### [Written instruction]
Omit the images. Copy each entry word for word.

== The data

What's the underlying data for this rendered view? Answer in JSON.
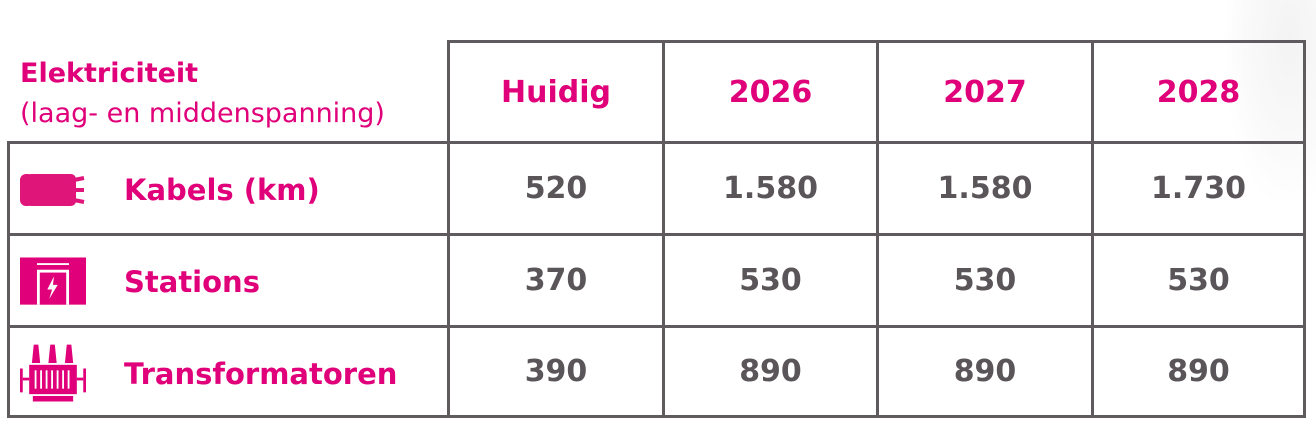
{
  "table": {
    "header": {
      "title": "Elektriciteit",
      "subtitle": "(laag- en middenspanning)"
    },
    "columns": [
      "Huidig",
      "2026",
      "2027",
      "2028"
    ],
    "rows": [
      {
        "label": "Kabels (km)",
        "icon": "cable-icon",
        "values": [
          "520",
          "1.580",
          "1.580",
          "1.730"
        ]
      },
      {
        "label": "Stations",
        "icon": "station-icon",
        "values": [
          "370",
          "530",
          "530",
          "530"
        ]
      },
      {
        "label": "Transformatoren",
        "icon": "transformer-icon",
        "values": [
          "390",
          "890",
          "890",
          "890"
        ]
      }
    ]
  },
  "colors": {
    "accent": "#e0007a",
    "text": "#5a5558",
    "border": "#5e5a5e"
  }
}
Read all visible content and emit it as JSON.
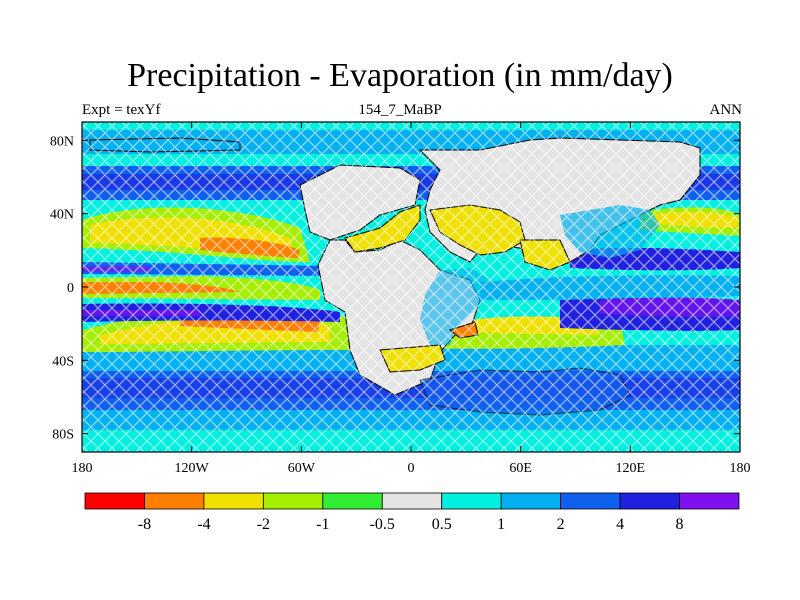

====

### [The result]
What's the underlying data for this rendered view? Answer in JSON.
{
  "table": {
    "header": {
      "title": "Elektriciteit",
      "subtitle": "(laag- en middenspanning)"
    },
    "columns": [
      "Huidig",
      "2026",
      "2027",
      "2028"
    ],
    "rows": [
      {
        "label": "Kabels (km)",
        "icon": "cable-icon",
        "values": [
          "520",
          "1.580",
          "1.580",
          "1.730"
        ]
      },
      {
        "label": "Stations",
        "icon": "station-icon",
        "values": [
          "370",
          "530",
          "530",
          "530"
        ]
      },
      {
        "label": "Transformatoren",
        "icon": "transformer-icon",
        "values": [
          "390",
          "890",
          "890",
          "890"
        ]
      }
    ]
  },
  "colors": {
    "accent": "#e0007a",
    "text": "#5a5558",
    "border": "#5e5a5e"
  }
}
Read all visible content and emit it as JSON.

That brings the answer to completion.